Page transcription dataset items
============

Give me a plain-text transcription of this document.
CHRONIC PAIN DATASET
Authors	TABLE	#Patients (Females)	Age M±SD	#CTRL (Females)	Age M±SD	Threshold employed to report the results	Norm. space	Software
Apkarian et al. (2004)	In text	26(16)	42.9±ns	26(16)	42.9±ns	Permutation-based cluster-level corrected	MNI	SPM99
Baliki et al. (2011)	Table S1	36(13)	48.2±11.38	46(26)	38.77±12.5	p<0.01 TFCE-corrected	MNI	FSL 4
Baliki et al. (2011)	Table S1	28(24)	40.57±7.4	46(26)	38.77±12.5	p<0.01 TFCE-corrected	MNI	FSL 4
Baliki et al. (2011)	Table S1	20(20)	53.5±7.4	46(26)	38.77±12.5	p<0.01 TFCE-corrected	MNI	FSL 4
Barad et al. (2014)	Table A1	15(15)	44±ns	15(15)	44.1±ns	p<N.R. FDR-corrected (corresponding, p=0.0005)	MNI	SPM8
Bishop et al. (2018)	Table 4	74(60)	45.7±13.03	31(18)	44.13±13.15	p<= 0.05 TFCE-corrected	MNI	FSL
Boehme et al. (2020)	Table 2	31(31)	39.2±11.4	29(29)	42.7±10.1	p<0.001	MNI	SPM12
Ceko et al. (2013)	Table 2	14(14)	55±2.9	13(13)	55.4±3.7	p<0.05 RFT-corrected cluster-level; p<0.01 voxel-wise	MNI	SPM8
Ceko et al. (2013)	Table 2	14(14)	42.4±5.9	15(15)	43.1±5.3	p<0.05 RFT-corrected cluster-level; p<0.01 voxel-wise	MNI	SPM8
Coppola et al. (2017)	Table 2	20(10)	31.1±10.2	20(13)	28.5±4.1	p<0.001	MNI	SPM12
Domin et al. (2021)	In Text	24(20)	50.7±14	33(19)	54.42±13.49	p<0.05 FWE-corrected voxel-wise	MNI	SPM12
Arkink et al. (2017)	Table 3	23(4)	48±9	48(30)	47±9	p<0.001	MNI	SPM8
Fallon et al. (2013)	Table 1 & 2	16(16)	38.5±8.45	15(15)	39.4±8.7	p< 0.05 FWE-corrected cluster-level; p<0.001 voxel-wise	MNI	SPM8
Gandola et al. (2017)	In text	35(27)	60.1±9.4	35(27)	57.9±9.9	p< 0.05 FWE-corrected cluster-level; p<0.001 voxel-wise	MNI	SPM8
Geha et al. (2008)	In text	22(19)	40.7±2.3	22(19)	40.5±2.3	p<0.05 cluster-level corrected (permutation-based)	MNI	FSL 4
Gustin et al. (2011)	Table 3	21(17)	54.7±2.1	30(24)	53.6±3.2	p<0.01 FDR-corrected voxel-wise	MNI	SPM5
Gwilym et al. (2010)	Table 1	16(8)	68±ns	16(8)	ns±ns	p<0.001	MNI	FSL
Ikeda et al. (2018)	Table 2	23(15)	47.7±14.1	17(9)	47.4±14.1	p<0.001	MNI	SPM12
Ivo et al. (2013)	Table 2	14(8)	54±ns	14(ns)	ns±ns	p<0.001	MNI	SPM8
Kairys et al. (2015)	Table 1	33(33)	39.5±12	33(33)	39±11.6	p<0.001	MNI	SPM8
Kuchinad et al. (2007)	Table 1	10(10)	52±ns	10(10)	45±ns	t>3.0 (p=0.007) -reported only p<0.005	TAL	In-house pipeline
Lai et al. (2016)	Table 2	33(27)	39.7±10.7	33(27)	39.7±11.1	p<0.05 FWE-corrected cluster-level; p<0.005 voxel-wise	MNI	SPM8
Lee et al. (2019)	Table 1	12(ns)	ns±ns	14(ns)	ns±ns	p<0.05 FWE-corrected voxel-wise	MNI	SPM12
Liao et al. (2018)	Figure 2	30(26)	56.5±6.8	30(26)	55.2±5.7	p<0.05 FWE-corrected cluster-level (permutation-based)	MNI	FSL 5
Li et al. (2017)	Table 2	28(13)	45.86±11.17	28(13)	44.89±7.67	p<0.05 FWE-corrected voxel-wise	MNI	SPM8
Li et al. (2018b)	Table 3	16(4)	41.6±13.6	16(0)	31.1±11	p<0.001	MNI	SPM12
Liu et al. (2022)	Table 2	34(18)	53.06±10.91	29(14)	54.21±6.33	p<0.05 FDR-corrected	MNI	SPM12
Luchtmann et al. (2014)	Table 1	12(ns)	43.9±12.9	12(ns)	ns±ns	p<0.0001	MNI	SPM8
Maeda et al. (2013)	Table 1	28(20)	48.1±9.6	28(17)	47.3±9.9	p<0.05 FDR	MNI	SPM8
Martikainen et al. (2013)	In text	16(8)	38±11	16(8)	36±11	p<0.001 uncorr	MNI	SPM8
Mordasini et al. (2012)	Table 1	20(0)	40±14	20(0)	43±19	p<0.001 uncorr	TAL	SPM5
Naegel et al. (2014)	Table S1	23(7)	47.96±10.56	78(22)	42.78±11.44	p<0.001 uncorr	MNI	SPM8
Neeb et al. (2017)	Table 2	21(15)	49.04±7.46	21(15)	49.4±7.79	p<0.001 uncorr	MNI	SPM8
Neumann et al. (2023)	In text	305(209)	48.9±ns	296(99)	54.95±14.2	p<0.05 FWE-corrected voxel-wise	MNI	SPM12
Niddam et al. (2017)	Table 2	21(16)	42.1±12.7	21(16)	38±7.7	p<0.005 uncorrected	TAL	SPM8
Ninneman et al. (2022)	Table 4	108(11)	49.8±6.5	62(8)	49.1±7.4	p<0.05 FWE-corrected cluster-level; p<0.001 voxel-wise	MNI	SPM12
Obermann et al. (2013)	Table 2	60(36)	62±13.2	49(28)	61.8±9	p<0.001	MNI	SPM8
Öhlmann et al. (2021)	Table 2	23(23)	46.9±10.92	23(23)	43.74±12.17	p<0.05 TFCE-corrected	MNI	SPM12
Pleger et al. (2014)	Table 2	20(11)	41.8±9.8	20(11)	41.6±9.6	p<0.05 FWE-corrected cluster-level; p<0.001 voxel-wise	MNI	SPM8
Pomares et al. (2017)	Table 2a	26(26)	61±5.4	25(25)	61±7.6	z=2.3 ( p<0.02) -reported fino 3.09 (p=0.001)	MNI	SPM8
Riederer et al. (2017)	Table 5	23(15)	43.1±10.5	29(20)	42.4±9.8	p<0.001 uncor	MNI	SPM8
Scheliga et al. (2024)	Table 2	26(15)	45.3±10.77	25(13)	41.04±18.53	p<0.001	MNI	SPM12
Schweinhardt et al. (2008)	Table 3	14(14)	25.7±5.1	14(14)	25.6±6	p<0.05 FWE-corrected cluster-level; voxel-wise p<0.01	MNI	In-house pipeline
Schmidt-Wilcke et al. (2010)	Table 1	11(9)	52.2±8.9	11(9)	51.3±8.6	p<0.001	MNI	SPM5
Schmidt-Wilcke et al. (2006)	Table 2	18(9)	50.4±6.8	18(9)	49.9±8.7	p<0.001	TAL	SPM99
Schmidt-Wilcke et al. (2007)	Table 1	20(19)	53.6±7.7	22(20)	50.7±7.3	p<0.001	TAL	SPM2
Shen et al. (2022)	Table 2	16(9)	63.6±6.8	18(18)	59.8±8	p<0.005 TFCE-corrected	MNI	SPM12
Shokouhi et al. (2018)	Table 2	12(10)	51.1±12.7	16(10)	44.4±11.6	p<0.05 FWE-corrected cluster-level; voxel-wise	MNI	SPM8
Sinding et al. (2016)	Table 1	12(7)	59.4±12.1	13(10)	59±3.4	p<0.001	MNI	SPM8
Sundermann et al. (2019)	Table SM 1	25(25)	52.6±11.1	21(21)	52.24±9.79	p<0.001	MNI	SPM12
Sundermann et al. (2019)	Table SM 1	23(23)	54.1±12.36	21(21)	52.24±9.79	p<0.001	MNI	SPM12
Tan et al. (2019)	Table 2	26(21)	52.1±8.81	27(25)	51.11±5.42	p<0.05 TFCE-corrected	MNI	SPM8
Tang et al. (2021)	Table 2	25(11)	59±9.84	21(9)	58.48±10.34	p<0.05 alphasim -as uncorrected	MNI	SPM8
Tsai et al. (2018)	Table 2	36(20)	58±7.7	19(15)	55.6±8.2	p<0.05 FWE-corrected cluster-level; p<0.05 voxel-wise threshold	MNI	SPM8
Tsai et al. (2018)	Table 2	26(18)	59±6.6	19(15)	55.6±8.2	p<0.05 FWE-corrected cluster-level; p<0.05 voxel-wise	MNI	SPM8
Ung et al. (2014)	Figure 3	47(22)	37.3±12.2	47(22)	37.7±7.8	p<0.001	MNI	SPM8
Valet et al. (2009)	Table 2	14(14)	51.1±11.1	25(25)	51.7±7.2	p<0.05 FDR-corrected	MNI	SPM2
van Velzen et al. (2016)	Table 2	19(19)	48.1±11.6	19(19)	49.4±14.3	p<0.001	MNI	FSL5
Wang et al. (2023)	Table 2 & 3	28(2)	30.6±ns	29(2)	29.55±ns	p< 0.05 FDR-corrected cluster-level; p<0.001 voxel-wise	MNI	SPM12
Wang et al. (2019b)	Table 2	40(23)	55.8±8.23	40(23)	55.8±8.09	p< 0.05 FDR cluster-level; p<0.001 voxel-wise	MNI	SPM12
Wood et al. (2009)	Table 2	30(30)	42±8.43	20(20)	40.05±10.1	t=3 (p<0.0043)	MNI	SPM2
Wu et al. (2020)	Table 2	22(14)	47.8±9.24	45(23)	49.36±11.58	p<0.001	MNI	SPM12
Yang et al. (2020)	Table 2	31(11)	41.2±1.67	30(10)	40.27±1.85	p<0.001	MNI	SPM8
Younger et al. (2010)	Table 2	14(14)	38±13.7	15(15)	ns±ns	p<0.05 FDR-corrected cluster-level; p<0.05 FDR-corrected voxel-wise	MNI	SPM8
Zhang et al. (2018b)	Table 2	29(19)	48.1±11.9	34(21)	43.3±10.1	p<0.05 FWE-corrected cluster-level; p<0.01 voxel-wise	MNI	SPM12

============

_To do_
Give the count of lines in the records above that hold the string "reported", and only that count.

_Reply_
2